Say how many lines include the word "text", using only a number.

[Start of PROVIDED DATA]

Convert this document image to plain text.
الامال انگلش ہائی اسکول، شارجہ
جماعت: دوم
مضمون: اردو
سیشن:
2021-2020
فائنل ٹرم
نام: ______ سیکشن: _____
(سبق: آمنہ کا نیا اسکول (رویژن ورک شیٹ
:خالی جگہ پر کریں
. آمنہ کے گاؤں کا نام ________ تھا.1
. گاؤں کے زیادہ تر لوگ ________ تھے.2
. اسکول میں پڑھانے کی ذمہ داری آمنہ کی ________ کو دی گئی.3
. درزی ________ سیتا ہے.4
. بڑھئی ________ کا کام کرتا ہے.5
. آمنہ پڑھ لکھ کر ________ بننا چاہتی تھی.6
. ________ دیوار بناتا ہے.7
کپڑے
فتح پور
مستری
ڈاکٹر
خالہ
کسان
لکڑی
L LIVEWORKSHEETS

[End of PROVIDED DATA]
[Start of PROVIDED DATA]

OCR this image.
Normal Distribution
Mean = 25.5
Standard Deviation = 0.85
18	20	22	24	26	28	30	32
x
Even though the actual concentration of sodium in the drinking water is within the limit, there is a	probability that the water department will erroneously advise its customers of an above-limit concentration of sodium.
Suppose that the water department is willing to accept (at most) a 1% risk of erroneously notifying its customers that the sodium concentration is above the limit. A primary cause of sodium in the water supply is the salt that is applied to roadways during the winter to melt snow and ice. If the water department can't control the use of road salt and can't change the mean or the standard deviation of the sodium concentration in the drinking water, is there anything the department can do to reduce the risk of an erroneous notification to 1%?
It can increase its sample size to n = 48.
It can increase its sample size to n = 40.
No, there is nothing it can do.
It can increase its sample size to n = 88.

[End of PROVIDED DATA]
[Start of PROVIDED DATA]

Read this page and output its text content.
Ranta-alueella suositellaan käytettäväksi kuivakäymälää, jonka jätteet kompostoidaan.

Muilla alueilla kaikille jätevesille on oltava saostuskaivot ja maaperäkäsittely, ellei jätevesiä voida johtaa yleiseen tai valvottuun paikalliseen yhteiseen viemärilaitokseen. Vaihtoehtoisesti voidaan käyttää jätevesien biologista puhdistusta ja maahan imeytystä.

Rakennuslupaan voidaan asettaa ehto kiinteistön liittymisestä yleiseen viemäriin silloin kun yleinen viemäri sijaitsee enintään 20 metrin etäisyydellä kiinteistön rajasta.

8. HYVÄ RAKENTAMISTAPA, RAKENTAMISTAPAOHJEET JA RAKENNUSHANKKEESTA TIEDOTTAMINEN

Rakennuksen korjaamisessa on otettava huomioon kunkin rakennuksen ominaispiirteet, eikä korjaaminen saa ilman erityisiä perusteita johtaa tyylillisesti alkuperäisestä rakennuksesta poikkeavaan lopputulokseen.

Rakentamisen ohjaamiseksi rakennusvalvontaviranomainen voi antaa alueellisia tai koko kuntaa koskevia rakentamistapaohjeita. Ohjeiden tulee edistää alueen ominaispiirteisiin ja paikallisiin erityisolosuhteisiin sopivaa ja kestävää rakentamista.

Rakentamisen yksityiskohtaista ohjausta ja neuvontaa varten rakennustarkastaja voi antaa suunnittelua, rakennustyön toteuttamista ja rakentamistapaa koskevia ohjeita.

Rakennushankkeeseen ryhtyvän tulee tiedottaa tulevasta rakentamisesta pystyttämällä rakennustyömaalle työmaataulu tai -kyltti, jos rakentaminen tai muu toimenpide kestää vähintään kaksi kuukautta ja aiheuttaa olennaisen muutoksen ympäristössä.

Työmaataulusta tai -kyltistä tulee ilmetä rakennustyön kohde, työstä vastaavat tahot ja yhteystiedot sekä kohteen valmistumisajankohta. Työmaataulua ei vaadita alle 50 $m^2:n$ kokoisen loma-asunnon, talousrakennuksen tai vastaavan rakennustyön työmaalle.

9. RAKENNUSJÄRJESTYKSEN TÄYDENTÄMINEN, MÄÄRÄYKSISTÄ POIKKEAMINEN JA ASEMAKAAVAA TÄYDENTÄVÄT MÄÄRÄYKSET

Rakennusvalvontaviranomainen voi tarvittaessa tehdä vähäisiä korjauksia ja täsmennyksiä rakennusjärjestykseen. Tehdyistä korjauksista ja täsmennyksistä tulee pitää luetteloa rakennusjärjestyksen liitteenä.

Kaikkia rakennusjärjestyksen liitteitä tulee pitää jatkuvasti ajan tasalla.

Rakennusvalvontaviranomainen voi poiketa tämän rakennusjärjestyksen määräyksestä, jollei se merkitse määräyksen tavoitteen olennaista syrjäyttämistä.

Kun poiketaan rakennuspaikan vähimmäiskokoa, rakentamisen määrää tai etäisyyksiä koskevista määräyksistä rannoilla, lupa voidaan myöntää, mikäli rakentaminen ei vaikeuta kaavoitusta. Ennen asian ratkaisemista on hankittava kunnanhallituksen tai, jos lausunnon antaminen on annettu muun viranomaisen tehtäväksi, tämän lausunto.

[End of PROVIDED DATA]

_TASK RESULT_: 2